#### ITEMS
## BEGIN
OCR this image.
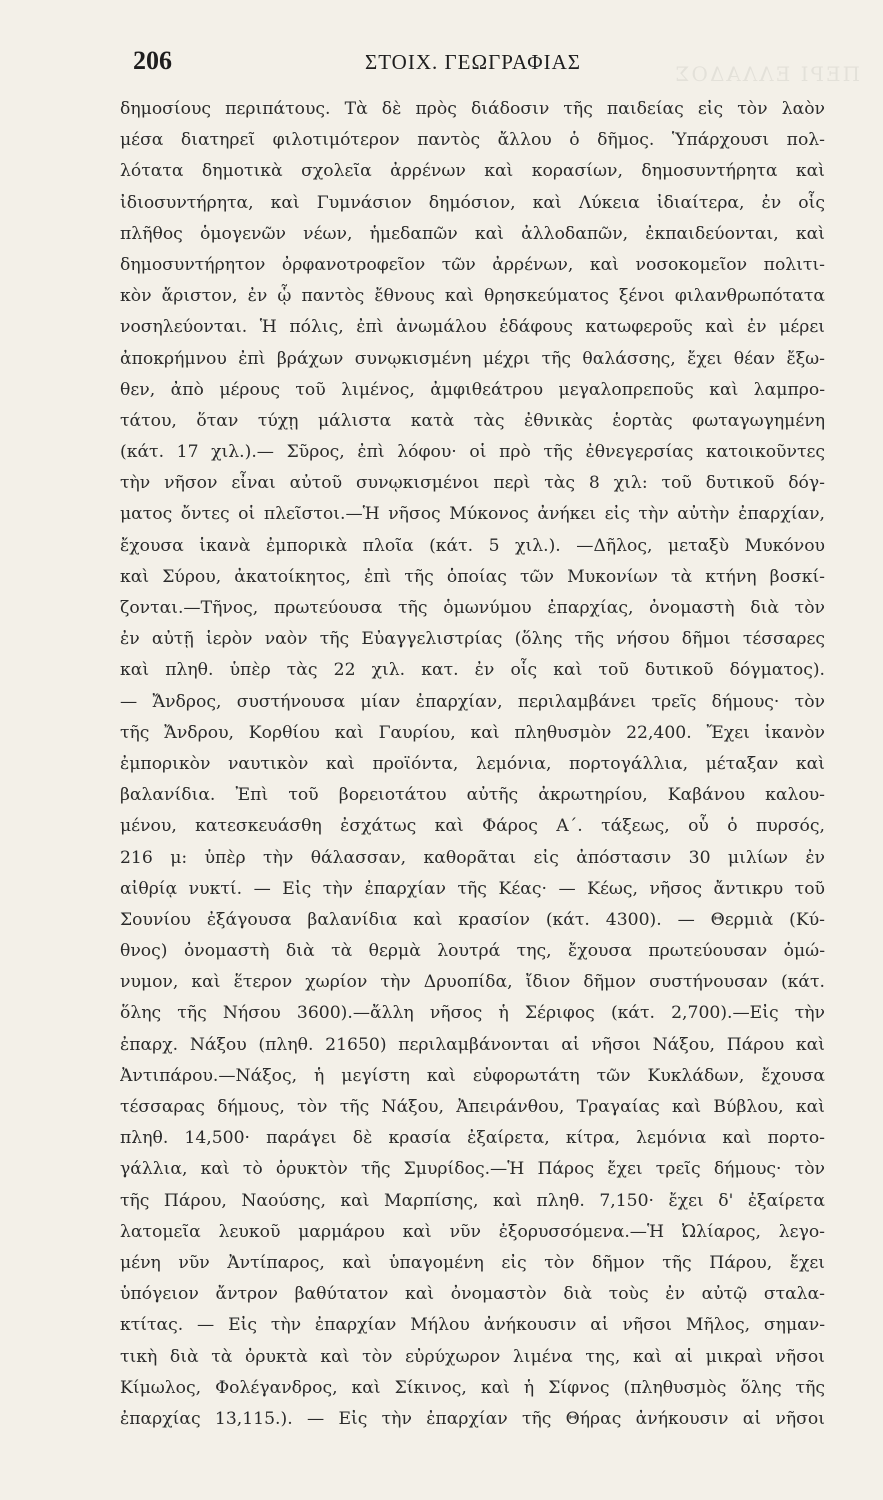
ΠΕΡΙ ΕΛΛΑΔΟΣ
206	ΣΤΟΙΧ. ΓΕΩΓΡΑΦΙΑΣ
δημοσίους περιπάτους. Τὰ δὲ πρὸς διάδοσιν τῆς παιδείας εἰς τὸν λαὸν
μέσα διατηρεῖ φιλοτιμότερον παντὸς ἄλλου ὁ δῆμος. Ὑπάρχουσι πολ-
λότατα δημοτικὰ σχολεῖα ἀρρένων καὶ κορασίων, δημοσυντήρητα καὶ
ἰδιοσυντήρητα, καὶ Γυμνάσιον δημόσιον, καὶ Λύκεια ἰδιαίτερα, ἐν οἷς
πλῆθος ὁμογενῶν νέων, ἡμεδαπῶν καὶ ἀλλοδαπῶν, ἐκπαιδεύονται, καὶ
δημοσυντήρητον ὀρφανοτροφεῖον τῶν ἀρρένων, καὶ νοσοκομεῖον πολιτι-
κὸν ἄριστον, ἐν ᾧ παντὸς ἔθνους καὶ θρησκεύματος ξένοι φιλανθρωπότατα
νοσηλεύονται. Ἡ πόλις, ἐπὶ ἀνωμάλου ἐδάφους κατωφεροῦς καὶ ἐν μέρει
ἀποκρήμνου ἐπὶ βράχων συνῳκισμένη μέχρι τῆς θαλάσσης, ἔχει θέαν ἔξω-
θεν, ἀπὸ μέρους τοῦ λιμένος, ἀμφιθεάτρου μεγαλοπρεποῦς καὶ λαμπρο-
τάτου, ὅταν τύχῃ μάλιστα κατὰ τὰς ἐθνικὰς ἑορτὰς φωταγωγημένη
(κάτ. 17 χιλ.).— Σῦρος, ἐπὶ λόφου· οἱ πρὸ τῆς ἐθνεγερσίας κατοικοῦντες
τὴν νῆσον εἶναι αὐτοῦ συνῳκισμένοι περὶ τὰς 8 χιλ: τοῦ δυτικοῦ δόγ-
ματος ὄντες οἱ πλεῖστοι.—Ἡ νῆσος Μύκονος ἀνήκει εἰς τὴν αὐτὴν ἐπαρχίαν,
ἔχουσα ἱκανὰ ἐμπορικὰ πλοῖα (κάτ. 5 χιλ.). —Δῆλος, μεταξὺ Μυκόνου
καὶ Σύρου, ἀκατοίκητος, ἐπὶ τῆς ὁποίας τῶν Μυκονίων τὰ κτήνη βοσκί-
ζονται.—Τῆνος, πρωτεύουσα τῆς ὁμωνύμου ἐπαρχίας, ὀνομαστὴ διὰ τὸν
ἐν αὐτῇ ἱερὸν ναὸν τῆς Εὐαγγελιστρίας (ὅλης τῆς νήσου δῆμοι τέσσαρες
καὶ πληθ. ὑπὲρ τὰς 22 χιλ. κατ. ἐν οἷς καὶ τοῦ δυτικοῦ δόγματος).
— Ἄνδρος, συστήνουσα μίαν ἐπαρχίαν, περιλαμβάνει τρεῖς δήμους· τὸν
τῆς Ἄνδρου, Κορθίου καὶ Γαυρίου, καὶ πληθυσμὸν 22,400. Ἔχει ἱκανὸν
ἐμπορικὸν ναυτικὸν καὶ προϊόντα, λεμόνια, πορτογάλλια, μέταξαν καὶ
βαλανίδια. Ἐπὶ τοῦ βορειοτάτου αὐτῆς ἀκρωτηρίου, Καβάνου καλου-
μένου, κατεσκευάσθη ἐσχάτως καὶ Φάρος Α΄. τάξεως, οὗ ὁ πυρσός,
216 μ: ὑπὲρ τὴν θάλασσαν, καθορᾶται εἰς ἀπόστασιν 30 μιλίων ἐν
αἰθρίᾳ νυκτί. — Εἰς τὴν ἐπαρχίαν τῆς Κέας· — Κέως, νῆσος ἄντικρυ τοῦ
Σουνίου ἐξάγουσα βαλανίδια καὶ κρασίον (κάτ. 4300). — Θερμιὰ (Κύ-
θνος) ὀνομαστὴ διὰ τὰ θερμὰ λουτρά της, ἔχουσα πρωτεύουσαν ὁμώ-
νυμον, καὶ ἕτερον χωρίον τὴν Δρυοπίδα, ἴδιον δῆμον συστήνουσαν (κάτ.
ὅλης τῆς Νήσου 3600).—ἄλλη νῆσος ἡ Σέριφος (κάτ. 2,700).—Εἰς τὴν
ἐπαρχ. Νάξου (πληθ. 21650) περιλαμβάνονται αἱ νῆσοι Νάξου, Πάρου καὶ
Ἀντιπάρου.—Νάξος, ἡ μεγίστη καὶ εὐφορωτάτη τῶν Κυκλάδων, ἔχουσα
τέσσαρας δήμους, τὸν τῆς Νάξου, Ἀπειράνθου, Τραγαίας καὶ Βύβλου, καὶ
πληθ. 14,500· παράγει δὲ κρασία ἐξαίρετα, κίτρα, λεμόνια καὶ πορτο-
γάλλια, καὶ τὸ ὀρυκτὸν τῆς Σμυρίδος.—Ἡ Πάρος ἔχει τρεῖς δήμους· τὸν
τῆς Πάρου, Ναούσης, καὶ Μαρπίσης, καὶ πληθ. 7,150· ἔχει δ' ἐξαίρετα
λατομεῖα λευκοῦ μαρμάρου καὶ νῦν ἐξορυσσόμενα.—Ἡ Ὠλίαρος, λεγο-
μένη νῦν Ἀντίπαρος, καὶ ὑπαγομένη εἰς τὸν δῆμον τῆς Πάρου, ἔχει
ὑπόγειον ἄντρον βαθύτατον καὶ ὀνομαστὸν διὰ τοὺς ἐν αὐτῷ σταλα-
κτίτας. — Εἰς τὴν ἐπαρχίαν Μήλου ἀνήκουσιν αἱ νῆσοι Μῆλος, σημαν-
τικὴ διὰ τὰ ὀρυκτὰ καὶ τὸν εὐρύχωρον λιμένα της, καὶ αἱ μικραὶ νῆσοι
Κίμωλος, Φολέγανδρος, καὶ Σίκινος, καὶ ἡ Σίφνος (πληθυσμὸς ὅλης τῆς
ἐπαρχίας 13,115.). — Εἰς τὴν ἐπαρχίαν τῆς Θήρας ἀνήκουσιν αἱ νῆσοι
## END
#### EXERCISE INSTRUCTIONS
Go through the records line by line and count those containing the string "βαλανίδια". Give only the total.

#### RESPONSE TO THE TASK
2